*WHAT THE EXERCISE ASKS*. From the entries below, pull out each line where "xbmc" appears.

— Start of TASK DATA —

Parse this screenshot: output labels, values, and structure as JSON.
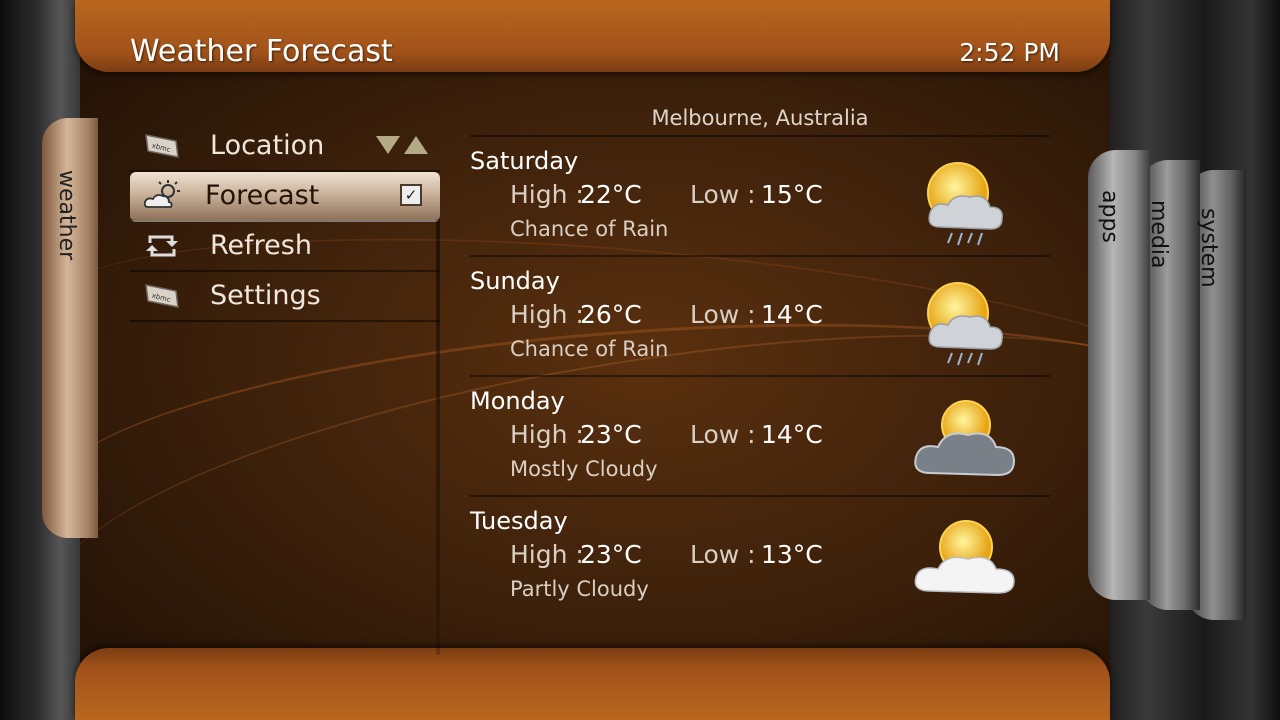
{
  "header": {
    "title": "Weather Forecast",
    "time": "2:52 PM"
  },
  "side_tab": {
    "label": "weather"
  },
  "right_tabs": [
    {
      "label": "apps"
    },
    {
      "label": "media"
    },
    {
      "label": "system"
    }
  ],
  "menu": {
    "items": [
      {
        "label": "Location",
        "icon": "xbmc-logo-icon",
        "control": "spinner"
      },
      {
        "label": "Forecast",
        "icon": "partly-cloudy-icon",
        "control": "checkbox",
        "selected": true,
        "checked": true
      },
      {
        "label": "Refresh",
        "icon": "refresh-icon"
      },
      {
        "label": "Settings",
        "icon": "xbmc-logo-icon"
      }
    ]
  },
  "location": "Melbourne, Australia",
  "forecast": [
    {
      "day": "Saturday",
      "high_label": "High :",
      "high": "22°C",
      "low_label": "Low :",
      "low": "15°C",
      "condition": "Chance of Rain",
      "icon": "sun-cloud-rain-icon"
    },
    {
      "day": "Sunday",
      "high_label": "High :",
      "high": "26°C",
      "low_label": "Low :",
      "low": "14°C",
      "condition": "Chance of Rain",
      "icon": "sun-cloud-rain-icon"
    },
    {
      "day": "Monday",
      "high_label": "High :",
      "high": "23°C",
      "low_label": "Low :",
      "low": "14°C",
      "condition": "Mostly Cloudy",
      "icon": "mostly-cloudy-icon"
    },
    {
      "day": "Tuesday",
      "high_label": "High :",
      "high": "23°C",
      "low_label": "Low :",
      "low": "13°C",
      "condition": "Partly Cloudy",
      "icon": "partly-cloudy-icon"
    }
  ],
  "colors": {
    "accent": "#a3531a",
    "background": "#3a1f0a",
    "text": "#e9e2da"
  }
}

— End of TASK DATA —

*TASK OUTPUT*.
        "icon": "xbmc-logo-icon",
        "icon": "xbmc-logo-icon"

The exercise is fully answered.